- _Objective_
Reproduce every entry that follows word for word, but omit the images.

— BEGIN Records for this exercise —

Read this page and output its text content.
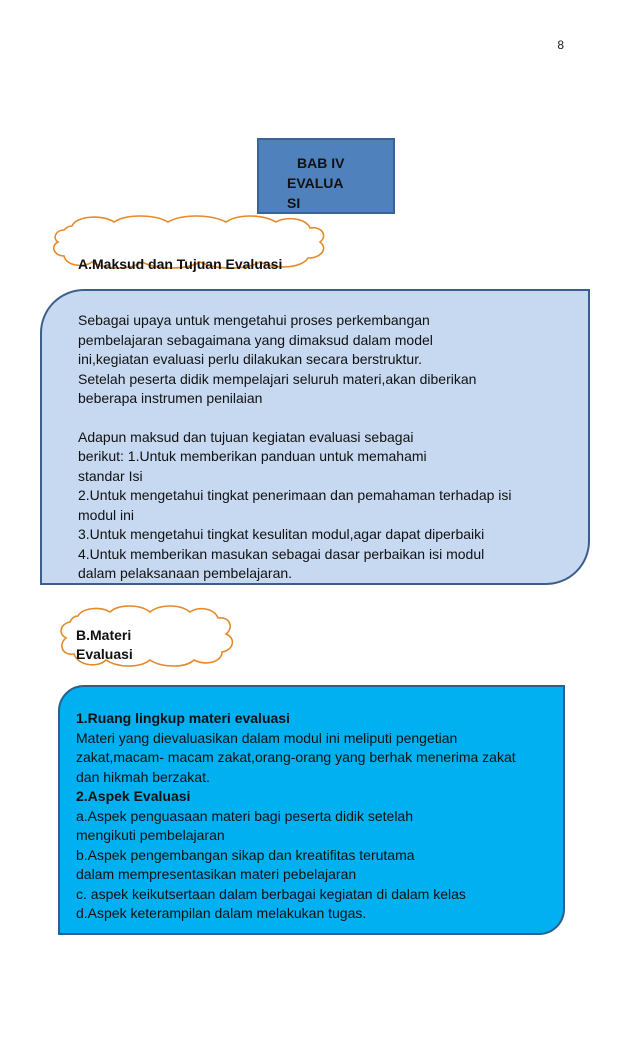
8
BAB IV
EVALUA
SI
A.Maksud dan Tujuan Evaluasi

Sebagai upaya untuk mengetahui proses perkembangan

pembelajaran sebagaimana yang dimaksud dalam model

ini,kegiatan evaluasi perlu dilakukan secara berstruktur.

Setelah peserta didik mempelajari seluruh materi,akan diberikan

beberapa instrumen penilaian

Adapun maksud dan tujuan kegiatan evaluasi sebagai

berikut: 1.Untuk memberikan panduan untuk memahami

standar Isi

2.Untuk mengetahui tingkat penerimaan dan pemahaman terhadap isi

modul ini

3.Untuk mengetahui tingkat kesulitan modul,agar dapat diperbaiki

4.Untuk memberikan masukan sebagai dasar perbaikan isi modul

dalam pelaksanaan pembelajaran.

B.Materi
Evaluasi

1.Ruang lingkup materi evaluasi

Materi yang dievaluasikan dalam modul ini meliputi pengetian

zakat,macam- macam zakat,orang-orang yang berhak menerima zakat

dan hikmah berzakat.

2.Aspek Evaluasi

a.Aspek penguasaan materi bagi peserta didik setelah

mengikuti pembelajaran

b.Aspek pengembangan sikap dan kreatifitas terutama

dalam mempresentasikan materi pebelajaran

c. aspek keikutsertaan dalam berbagai kegiatan di dalam kelas

d.Aspek keterampilan dalam melakukan tugas.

— END Records for this exercise —

- _Full solution_
Read this page and output its text content.
8
BAB IV
EVALUA
SI
A.Maksud dan Tujuan Evaluasi

Sebagai upaya untuk mengetahui proses perkembangan

pembelajaran sebagaimana yang dimaksud dalam model

ini,kegiatan evaluasi perlu dilakukan secara berstruktur.

Setelah peserta didik mempelajari seluruh materi,akan diberikan

beberapa instrumen penilaian

Adapun maksud dan tujuan kegiatan evaluasi sebagai

berikut: 1.Untuk memberikan panduan untuk memahami

standar Isi

2.Untuk mengetahui tingkat penerimaan dan pemahaman terhadap isi

modul ini

3.Untuk mengetahui tingkat kesulitan modul,agar dapat diperbaiki

4.Untuk memberikan masukan sebagai dasar perbaikan isi modul

dalam pelaksanaan pembelajaran.

B.Materi
Evaluasi

1.Ruang lingkup materi evaluasi

Materi yang dievaluasikan dalam modul ini meliputi pengetian

zakat,macam- macam zakat,orang-orang yang berhak menerima zakat

dan hikmah berzakat.

2.Aspek Evaluasi

a.Aspek penguasaan materi bagi peserta didik setelah

mengikuti pembelajaran

b.Aspek pengembangan sikap dan kreatifitas terutama

dalam mempresentasikan materi pebelajaran

c. aspek keikutsertaan dalam berbagai kegiatan di dalam kelas

d.Aspek keterampilan dalam melakukan tugas.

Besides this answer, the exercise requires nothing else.